Start of TEXT SEGMENT

During COVID, entering Sarawak meant approval through one mandatory state gate — a single system serving three very different users: travellers, frontline officers, and a command centre.
My role
Front-end engineer, Ukuya — top contributor across the three apps (266 of 499 commits)
Result
Shipped three production Flutter apps that ran the mandatory entry-approval flow end to end — apply, verify at the border, and decide — through the pandemic.
01The problem
When Sarawak controlled its borders during COVID-19, every non-Sarawakian had to be approved before entering. enterSarawak was the state's official system for that — the single mandatory gate for entering the state, run by the State Disaster Management Committee — and it had three sides: the public applies and carries a QR entry pass, enforcement officers verify and process arrivals at entry points, and a command centre reviews and decides. I built the front end at Ukuya — the largest contributor across all three Flutter apps, with 266 of the 499 commits on an eight-person team.

End of TEXT SEGMENT

## PROBLEM DESCRIPTION
According to the enterSarawak project summary, which body ran the state's entry-approval system?

Start of EXTRACTED RECORDS

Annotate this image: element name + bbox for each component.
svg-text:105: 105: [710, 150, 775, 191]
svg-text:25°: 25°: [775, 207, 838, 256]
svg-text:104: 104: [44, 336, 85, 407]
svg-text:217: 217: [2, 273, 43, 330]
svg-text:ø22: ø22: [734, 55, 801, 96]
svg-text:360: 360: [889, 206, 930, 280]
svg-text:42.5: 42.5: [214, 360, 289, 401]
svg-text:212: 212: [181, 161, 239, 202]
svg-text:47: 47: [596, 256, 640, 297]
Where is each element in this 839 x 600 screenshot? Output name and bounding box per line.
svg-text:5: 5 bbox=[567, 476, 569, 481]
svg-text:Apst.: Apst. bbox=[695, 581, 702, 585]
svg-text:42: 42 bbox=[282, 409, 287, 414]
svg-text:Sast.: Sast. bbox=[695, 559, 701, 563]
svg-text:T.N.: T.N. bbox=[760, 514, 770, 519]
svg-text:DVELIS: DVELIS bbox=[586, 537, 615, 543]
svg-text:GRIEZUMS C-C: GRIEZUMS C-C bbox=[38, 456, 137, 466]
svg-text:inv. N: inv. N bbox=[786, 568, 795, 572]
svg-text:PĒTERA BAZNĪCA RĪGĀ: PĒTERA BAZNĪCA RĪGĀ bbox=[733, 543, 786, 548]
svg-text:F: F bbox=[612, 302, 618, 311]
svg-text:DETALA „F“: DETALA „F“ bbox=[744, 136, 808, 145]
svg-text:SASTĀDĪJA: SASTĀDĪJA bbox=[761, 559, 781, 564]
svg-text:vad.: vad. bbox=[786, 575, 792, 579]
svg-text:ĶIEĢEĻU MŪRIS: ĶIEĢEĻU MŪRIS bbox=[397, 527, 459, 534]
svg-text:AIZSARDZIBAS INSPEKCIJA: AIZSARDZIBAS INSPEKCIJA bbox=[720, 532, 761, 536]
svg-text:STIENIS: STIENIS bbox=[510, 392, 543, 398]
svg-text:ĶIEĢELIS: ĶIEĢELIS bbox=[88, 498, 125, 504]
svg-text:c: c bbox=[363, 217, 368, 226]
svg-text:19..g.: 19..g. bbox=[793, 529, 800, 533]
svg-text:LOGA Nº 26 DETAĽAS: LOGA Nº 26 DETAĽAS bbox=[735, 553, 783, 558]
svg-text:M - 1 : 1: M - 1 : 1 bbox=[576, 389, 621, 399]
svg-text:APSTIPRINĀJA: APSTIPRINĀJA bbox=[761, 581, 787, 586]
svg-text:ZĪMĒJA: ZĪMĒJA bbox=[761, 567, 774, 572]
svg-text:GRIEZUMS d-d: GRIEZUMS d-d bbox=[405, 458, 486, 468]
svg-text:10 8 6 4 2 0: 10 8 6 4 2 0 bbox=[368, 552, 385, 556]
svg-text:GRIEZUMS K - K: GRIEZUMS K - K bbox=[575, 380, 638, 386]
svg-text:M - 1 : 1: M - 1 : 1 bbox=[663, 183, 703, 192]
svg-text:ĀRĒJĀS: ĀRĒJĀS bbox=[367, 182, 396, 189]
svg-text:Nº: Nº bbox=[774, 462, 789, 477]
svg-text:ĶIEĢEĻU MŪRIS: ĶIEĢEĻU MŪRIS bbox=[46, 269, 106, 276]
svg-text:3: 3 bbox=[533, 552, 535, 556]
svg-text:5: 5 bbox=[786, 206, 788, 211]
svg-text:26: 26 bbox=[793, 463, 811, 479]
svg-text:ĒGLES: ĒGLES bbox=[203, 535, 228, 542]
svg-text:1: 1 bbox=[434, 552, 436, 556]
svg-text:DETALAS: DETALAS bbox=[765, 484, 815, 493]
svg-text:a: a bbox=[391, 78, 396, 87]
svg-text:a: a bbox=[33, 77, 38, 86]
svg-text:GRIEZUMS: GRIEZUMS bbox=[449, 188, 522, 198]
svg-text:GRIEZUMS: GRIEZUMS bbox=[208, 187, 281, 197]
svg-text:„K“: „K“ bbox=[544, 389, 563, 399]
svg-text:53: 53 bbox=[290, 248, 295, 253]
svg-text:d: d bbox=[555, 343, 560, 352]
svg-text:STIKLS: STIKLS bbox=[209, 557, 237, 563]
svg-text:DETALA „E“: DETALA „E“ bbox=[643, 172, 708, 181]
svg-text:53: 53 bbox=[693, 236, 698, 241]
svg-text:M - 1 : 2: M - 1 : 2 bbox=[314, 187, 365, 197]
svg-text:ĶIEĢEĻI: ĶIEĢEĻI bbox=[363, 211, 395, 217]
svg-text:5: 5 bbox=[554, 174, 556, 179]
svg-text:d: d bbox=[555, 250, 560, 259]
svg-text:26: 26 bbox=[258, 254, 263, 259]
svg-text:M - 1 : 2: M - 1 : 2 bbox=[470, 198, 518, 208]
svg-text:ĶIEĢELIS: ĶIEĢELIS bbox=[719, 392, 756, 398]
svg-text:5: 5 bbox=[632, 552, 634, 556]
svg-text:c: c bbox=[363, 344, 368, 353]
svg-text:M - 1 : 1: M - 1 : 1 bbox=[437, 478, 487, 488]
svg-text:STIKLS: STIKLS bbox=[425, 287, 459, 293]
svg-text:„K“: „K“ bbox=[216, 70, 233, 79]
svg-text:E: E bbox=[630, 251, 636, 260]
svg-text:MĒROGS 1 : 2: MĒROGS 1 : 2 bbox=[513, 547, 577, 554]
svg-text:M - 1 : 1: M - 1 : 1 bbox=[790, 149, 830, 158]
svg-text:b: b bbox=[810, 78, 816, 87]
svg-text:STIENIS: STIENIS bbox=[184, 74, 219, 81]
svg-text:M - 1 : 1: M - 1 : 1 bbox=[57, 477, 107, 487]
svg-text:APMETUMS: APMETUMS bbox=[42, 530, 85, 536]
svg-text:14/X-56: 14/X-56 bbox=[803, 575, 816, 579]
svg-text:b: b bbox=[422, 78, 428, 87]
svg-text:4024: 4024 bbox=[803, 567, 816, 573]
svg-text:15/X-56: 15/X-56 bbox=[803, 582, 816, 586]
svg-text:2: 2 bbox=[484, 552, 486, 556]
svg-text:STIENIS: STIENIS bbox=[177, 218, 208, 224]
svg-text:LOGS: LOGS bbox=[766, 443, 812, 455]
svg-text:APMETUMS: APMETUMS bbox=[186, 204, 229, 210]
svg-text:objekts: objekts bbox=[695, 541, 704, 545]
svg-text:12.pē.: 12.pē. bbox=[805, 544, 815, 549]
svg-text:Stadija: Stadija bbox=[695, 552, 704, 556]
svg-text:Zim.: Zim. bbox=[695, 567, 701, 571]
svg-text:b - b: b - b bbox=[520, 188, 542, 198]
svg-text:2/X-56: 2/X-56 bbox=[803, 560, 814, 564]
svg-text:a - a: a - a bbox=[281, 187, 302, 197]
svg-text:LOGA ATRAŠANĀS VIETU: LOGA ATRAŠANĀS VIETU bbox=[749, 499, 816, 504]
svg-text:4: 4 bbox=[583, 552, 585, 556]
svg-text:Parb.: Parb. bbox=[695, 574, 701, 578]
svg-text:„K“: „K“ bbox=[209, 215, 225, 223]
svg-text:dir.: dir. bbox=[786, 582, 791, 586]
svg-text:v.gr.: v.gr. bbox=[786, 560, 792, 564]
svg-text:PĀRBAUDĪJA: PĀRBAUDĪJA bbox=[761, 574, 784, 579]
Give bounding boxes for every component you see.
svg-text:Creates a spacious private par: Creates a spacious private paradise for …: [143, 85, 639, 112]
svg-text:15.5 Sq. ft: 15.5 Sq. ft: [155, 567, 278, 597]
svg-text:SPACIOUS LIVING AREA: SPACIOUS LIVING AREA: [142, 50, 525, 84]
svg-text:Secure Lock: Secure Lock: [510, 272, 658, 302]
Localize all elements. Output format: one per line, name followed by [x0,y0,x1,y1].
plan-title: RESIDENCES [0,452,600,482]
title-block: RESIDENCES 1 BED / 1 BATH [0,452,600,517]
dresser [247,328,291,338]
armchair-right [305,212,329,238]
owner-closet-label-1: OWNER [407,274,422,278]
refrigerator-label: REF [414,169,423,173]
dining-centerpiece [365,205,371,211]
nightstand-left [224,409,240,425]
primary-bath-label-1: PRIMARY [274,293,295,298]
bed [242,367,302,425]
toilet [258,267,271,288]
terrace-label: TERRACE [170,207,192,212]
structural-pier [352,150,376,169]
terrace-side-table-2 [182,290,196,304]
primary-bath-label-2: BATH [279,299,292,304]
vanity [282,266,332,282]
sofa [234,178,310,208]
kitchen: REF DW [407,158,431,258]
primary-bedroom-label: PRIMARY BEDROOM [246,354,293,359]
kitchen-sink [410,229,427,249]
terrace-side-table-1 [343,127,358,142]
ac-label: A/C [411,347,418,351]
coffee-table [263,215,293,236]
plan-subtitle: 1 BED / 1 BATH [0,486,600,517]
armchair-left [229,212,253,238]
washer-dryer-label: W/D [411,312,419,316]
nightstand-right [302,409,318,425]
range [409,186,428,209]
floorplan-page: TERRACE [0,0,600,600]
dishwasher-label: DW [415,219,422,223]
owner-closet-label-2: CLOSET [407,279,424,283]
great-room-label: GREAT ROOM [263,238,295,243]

End of EXTRACTED RECORDS

## EXPECTED OUTPUT
The State Disaster Management Committee.